- [TO BE DONE]:
Each line that follows is to be retyped exactly.

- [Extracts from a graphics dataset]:
══════

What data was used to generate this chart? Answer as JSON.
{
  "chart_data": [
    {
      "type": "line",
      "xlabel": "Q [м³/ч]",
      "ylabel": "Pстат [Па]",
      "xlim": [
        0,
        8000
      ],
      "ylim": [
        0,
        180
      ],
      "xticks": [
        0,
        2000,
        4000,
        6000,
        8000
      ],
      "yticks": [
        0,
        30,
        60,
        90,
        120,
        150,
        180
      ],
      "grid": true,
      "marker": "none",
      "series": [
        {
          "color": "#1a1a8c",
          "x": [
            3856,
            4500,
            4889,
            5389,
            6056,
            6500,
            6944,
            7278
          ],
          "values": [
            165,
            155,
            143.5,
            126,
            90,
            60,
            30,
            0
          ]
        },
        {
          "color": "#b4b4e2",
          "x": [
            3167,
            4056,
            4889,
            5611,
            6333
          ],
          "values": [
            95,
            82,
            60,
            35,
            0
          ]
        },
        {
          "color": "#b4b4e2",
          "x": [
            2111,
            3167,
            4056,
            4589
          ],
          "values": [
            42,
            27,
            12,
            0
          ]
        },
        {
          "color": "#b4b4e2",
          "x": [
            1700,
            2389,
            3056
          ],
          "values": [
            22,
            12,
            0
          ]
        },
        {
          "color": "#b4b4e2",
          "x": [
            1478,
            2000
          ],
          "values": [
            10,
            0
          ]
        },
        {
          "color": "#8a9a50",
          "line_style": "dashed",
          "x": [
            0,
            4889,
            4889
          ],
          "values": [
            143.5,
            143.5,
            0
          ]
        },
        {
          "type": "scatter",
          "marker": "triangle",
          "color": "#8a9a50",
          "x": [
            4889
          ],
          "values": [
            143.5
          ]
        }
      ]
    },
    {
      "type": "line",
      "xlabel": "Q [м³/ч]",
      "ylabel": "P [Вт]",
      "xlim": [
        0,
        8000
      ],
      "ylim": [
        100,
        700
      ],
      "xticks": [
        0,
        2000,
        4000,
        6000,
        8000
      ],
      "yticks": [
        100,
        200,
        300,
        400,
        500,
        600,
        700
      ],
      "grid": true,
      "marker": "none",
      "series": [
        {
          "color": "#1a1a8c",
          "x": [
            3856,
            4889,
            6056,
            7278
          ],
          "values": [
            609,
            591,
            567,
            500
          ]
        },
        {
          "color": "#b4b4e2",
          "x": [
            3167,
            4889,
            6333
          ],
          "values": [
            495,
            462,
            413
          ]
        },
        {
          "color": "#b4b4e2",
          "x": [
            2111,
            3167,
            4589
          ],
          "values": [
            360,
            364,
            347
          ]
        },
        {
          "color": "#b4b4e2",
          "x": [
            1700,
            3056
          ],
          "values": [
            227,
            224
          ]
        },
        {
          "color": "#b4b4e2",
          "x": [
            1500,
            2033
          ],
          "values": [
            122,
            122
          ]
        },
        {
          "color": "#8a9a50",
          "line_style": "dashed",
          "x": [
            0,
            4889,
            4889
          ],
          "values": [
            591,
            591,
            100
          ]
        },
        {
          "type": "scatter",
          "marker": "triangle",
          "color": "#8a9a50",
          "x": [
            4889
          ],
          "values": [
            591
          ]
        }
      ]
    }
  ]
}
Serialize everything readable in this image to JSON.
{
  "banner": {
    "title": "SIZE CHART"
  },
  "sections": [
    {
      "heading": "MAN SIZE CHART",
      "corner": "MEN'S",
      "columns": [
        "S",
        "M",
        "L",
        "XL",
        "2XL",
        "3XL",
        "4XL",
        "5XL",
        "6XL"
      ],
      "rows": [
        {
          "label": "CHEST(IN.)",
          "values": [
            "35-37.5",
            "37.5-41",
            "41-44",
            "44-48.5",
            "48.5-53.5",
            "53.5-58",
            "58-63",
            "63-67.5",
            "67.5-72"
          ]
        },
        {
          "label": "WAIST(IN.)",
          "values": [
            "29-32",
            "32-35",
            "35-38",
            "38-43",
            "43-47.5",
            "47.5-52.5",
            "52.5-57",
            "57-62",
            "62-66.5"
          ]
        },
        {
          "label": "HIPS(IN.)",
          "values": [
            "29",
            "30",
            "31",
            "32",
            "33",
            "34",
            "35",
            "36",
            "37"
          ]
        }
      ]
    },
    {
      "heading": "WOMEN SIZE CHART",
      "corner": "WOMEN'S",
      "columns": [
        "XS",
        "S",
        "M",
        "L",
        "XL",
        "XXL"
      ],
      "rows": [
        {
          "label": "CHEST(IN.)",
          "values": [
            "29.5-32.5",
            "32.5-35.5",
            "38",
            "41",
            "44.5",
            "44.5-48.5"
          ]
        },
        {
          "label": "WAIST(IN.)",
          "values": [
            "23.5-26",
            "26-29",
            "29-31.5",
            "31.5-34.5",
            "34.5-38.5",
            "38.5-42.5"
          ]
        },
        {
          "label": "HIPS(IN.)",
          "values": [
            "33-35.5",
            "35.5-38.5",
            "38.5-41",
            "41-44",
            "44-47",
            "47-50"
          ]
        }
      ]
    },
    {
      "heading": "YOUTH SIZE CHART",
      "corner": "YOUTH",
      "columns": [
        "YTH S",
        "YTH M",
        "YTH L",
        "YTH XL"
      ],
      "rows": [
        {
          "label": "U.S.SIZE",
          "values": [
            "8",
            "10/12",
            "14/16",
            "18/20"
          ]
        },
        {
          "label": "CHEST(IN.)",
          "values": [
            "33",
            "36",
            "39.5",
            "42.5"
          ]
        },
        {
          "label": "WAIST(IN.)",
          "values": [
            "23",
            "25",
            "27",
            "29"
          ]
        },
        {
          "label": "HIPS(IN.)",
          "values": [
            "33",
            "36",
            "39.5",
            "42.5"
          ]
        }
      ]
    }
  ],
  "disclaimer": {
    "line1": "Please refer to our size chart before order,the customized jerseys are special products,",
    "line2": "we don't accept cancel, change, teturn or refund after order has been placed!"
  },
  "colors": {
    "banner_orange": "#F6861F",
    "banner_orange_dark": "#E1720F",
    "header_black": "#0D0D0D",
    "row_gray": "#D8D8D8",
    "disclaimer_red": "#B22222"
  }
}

══════

- [WRITTEN ANSWER]:
What data was used to generate this chart? Answer as JSON.
{
  "chart_data": [
    {
      "type": "line",
      "xlabel": "Q [м³/ч]",
      "ylabel": "Pстат [Па]",
      "xlim": [
        0,
        8000
      ],
      "ylim": [
        0,
        180
      ],
      "xticks": [
        0,
        2000,
        4000,
        6000,
        8000
      ],
      "yticks": [
        0,
        30,
        60,
        90,
        120,
        150,
        180
      ],
      "grid": true,
      "marker": "none",
      "series": [
        {
          "color": "#1a1a8c",
          "x": [
            3856,
            4500,
            4889,
            5389,
            6056,
            6500,
            6944,
            7278
          ],
          "values": [
            165,
            155,
            143.5,
            126,
            90,
            60,
            30,
            0
          ]
        },
        {
          "color": "#b4b4e2",
          "x": [
            3167,
            4056,
            4889,
            5611,
            6333
          ],
          "values": [
            95,
            82,
            60,
            35,
            0
          ]
        },
        {
          "color": "#b4b4e2",
          "x": [
            2111,
            3167,
            4056,
            4589
          ],
          "values": [
            42,
            27,
            12,
            0
          ]
        },
        {
          "color": "#b4b4e2",
          "x": [
            1700,
            2389,
            3056
          ],
          "values": [
            22,
            12,
            0
          ]
        },
        {
          "color": "#b4b4e2",
          "x": [
            1478,
            2000
          ],
          "values": [
            10,
            0
          ]
        },
        {
          "color": "#8a9a50",
          "line_style": "dashed",
          "x": [
            0,
            4889,
            4889
          ],
          "values": [
            143.5,
            143.5,
            0
          ]
        },
        {
          "type": "scatter",
          "marker": "triangle",
          "color": "#8a9a50",
          "x": [
            4889
          ],
          "values": [
            143.5
          ]
        }
      ]
    },
    {
      "type": "line",
      "xlabel": "Q [м³/ч]",
      "ylabel": "P [Вт]",
      "xlim": [
        0,
        8000
      ],
      "ylim": [
        100,
        700
      ],
      "xticks": [
        0,
        2000,
        4000,
        6000,
        8000
      ],
      "yticks": [
        100,
        200,
        300,
        400,
        500,
        600,
        700
      ],
      "grid": true,
      "marker": "none",
      "series": [
        {
          "color": "#1a1a8c",
          "x": [
            3856,
            4889,
            6056,
            7278
          ],
          "values": [
            609,
            591,
            567,
            500
          ]
        },
        {
          "color": "#b4b4e2",
          "x": [
            3167,
            4889,
            6333
          ],
          "values": [
            495,
            462,
            413
          ]
        },
        {
          "color": "#b4b4e2",
          "x": [
            2111,
            3167,
            4589
          ],
          "values": [
            360,
            364,
            347
          ]
        },
        {
          "color": "#b4b4e2",
          "x": [
            1700,
            3056
          ],
          "values": [
            227,
            224
          ]
        },
        {
          "color": "#b4b4e2",
          "x": [
            1500,
            2033
          ],
          "values": [
            122,
            122
          ]
        },
        {
          "color": "#8a9a50",
          "line_style": "dashed",
          "x": [
            0,
            4889,
            4889
          ],
          "values": [
            591,
            591,
            100
          ]
        },
        {
          "type": "scatter",
          "marker": "triangle",
          "color": "#8a9a50",
          "x": [
            4889
          ],
          "values": [
            591
          ]
        }
      ]
    }
  ]
}
Serialize everything readable in this image to JSON.
{
  "banner": {
    "title": "SIZE CHART"
  },
  "sections": [
    {
      "heading": "MAN SIZE CHART",
      "corner": "MEN'S",
      "columns": [
        "S",
        "M",
        "L",
        "XL",
        "2XL",
        "3XL",
        "4XL",
        "5XL",
        "6XL"
      ],
      "rows": [
        {
          "label": "CHEST(IN.)",
          "values": [
            "35-37.5",
            "37.5-41",
            "41-44",
            "44-48.5",
            "48.5-53.5",
            "53.5-58",
            "58-63",
            "63-67.5",
            "67.5-72"
          ]
        },
        {
          "label": "WAIST(IN.)",
          "values": [
            "29-32",
            "32-35",
            "35-38",
            "38-43",
            "43-47.5",
            "47.5-52.5",
            "52.5-57",
            "57-62",
            "62-66.5"
          ]
        },
        {
          "label": "HIPS(IN.)",
          "values": [
            "29",
            "30",
            "31",
            "32",
            "33",
            "34",
            "35",
            "36",
            "37"
          ]
        }
      ]
    },
    {
      "heading": "WOMEN SIZE CHART",
      "corner": "WOMEN'S",
      "columns": [
        "XS",
        "S",
        "M",
        "L",
        "XL",
        "XXL"
      ],
      "rows": [
        {
          "label": "CHEST(IN.)",
          "values": [
            "29.5-32.5",
            "32.5-35.5",
            "38",
            "41",
            "44.5",
            "44.5-48.5"
          ]
        },
        {
          "label": "WAIST(IN.)",
          "values": [
            "23.5-26",
            "26-29",
            "29-31.5",
            "31.5-34.5",
            "34.5-38.5",
            "38.5-42.5"
          ]
        },
        {
          "label": "HIPS(IN.)",
          "values": [
            "33-35.5",
            "35.5-38.5",
            "38.5-41",
            "41-44",
            "44-47",
            "47-50"
          ]
        }
      ]
    },
    {
      "heading": "YOUTH SIZE CHART",
      "corner": "YOUTH",
      "columns": [
        "YTH S",
        "YTH M",
        "YTH L",
        "YTH XL"
      ],
      "rows": [
        {
          "label": "U.S.SIZE",
          "values": [
            "8",
            "10/12",
            "14/16",
            "18/20"
          ]
        },
        {
          "label": "CHEST(IN.)",
          "values": [
            "33",
            "36",
            "39.5",
            "42.5"
          ]
        },
        {
          "label": "WAIST(IN.)",
          "values": [
            "23",
            "25",
            "27",
            "29"
          ]
        },
        {
          "label": "HIPS(IN.)",
          "values": [
            "33",
            "36",
            "39.5",
            "42.5"
          ]
        }
      ]
    }
  ],
  "disclaimer": {
    "line1": "Please refer to our size chart before order,the customized jerseys are special products,",
    "line2": "we don't accept cancel, change, teturn or refund after order has been placed!"
  },
  "colors": {
    "banner_orange": "#F6861F",
    "banner_orange_dark": "#E1720F",
    "header_black": "#0D0D0D",
    "row_gray": "#D8D8D8",
    "disclaimer_red": "#B22222"
  }
}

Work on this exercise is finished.